■ **Instruction**
Repeat the data verbatim.

■ **Records**
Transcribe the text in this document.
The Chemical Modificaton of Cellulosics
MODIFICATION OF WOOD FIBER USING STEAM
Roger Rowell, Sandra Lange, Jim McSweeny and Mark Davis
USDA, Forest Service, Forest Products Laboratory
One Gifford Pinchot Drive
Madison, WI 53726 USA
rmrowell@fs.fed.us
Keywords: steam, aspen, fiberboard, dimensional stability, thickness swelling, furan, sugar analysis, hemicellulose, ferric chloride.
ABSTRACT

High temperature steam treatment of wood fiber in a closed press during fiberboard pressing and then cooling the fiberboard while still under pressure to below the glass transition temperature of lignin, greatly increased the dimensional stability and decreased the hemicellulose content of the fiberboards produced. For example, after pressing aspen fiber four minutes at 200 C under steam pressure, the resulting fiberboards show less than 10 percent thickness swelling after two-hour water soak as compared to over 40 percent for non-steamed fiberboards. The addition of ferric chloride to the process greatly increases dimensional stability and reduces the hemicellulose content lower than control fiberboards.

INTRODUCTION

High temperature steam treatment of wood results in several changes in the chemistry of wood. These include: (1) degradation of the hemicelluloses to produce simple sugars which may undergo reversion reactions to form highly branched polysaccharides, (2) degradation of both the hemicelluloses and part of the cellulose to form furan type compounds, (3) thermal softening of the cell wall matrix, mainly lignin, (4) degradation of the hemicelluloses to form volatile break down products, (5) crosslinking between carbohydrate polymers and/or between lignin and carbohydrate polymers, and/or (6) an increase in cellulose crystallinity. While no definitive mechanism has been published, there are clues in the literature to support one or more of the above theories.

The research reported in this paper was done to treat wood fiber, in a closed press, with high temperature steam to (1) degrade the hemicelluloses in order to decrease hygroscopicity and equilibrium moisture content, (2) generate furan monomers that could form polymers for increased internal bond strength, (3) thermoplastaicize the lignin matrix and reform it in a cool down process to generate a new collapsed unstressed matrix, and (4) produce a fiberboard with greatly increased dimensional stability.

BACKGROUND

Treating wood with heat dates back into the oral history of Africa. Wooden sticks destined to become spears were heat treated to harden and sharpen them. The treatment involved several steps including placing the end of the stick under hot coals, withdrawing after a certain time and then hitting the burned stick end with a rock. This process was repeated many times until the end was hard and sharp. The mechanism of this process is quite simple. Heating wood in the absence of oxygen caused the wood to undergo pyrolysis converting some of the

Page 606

■ **Written answer**
Transcribe the text in this document.
The Chemical Modificaton of Cellulosics
MODIFICATION OF WOOD FIBER USING STEAM
Roger Rowell, Sandra Lange, Jim McSweeny and Mark Davis
USDA, Forest Service, Forest Products Laboratory
One Gifford Pinchot Drive
Madison, WI 53726 USA
rmrowell@fs.fed.us
Keywords: steam, aspen, fiberboard, dimensional stability, thickness swelling, furan, sugar analysis, hemicellulose, ferric chloride.
ABSTRACT

High temperature steam treatment of wood fiber in a closed press during fiberboard pressing and then cooling the fiberboard while still under pressure to below the glass transition temperature of lignin, greatly increased the dimensional stability and decreased the hemicellulose content of the fiberboards produced. For example, after pressing aspen fiber four minutes at 200 C under steam pressure, the resulting fiberboards show less than 10 percent thickness swelling after two-hour water soak as compared to over 40 percent for non-steamed fiberboards. The addition of ferric chloride to the process greatly increases dimensional stability and reduces the hemicellulose content lower than control fiberboards.

INTRODUCTION

High temperature steam treatment of wood results in several changes in the chemistry of wood. These include: (1) degradation of the hemicelluloses to produce simple sugars which may undergo reversion reactions to form highly branched polysaccharides, (2) degradation of both the hemicelluloses and part of the cellulose to form furan type compounds, (3) thermal softening of the cell wall matrix, mainly lignin, (4) degradation of the hemicelluloses to form volatile break down products, (5) crosslinking between carbohydrate polymers and/or between lignin and carbohydrate polymers, and/or (6) an increase in cellulose crystallinity. While no definitive mechanism has been published, there are clues in the literature to support one or more of the above theories.

The research reported in this paper was done to treat wood fiber, in a closed press, with high temperature steam to (1) degrade the hemicelluloses in order to decrease hygroscopicity and equilibrium moisture content, (2) generate furan monomers that could form polymers for increased internal bond strength, (3) thermoplastaicize the lignin matrix and reform it in a cool down process to generate a new collapsed unstressed matrix, and (4) produce a fiberboard with greatly increased dimensional stability.

BACKGROUND

Treating wood with heat dates back into the oral history of Africa. Wooden sticks destined to become spears were heat treated to harden and sharpen them. The treatment involved several steps including placing the end of the stick under hot coals, withdrawing after a certain time and then hitting the burned stick end with a rock. This process was repeated many times until the end was hard and sharp. The mechanism of this process is quite simple. Heating wood in the absence of oxygen caused the wood to undergo pyrolysis converting some of the

Page 606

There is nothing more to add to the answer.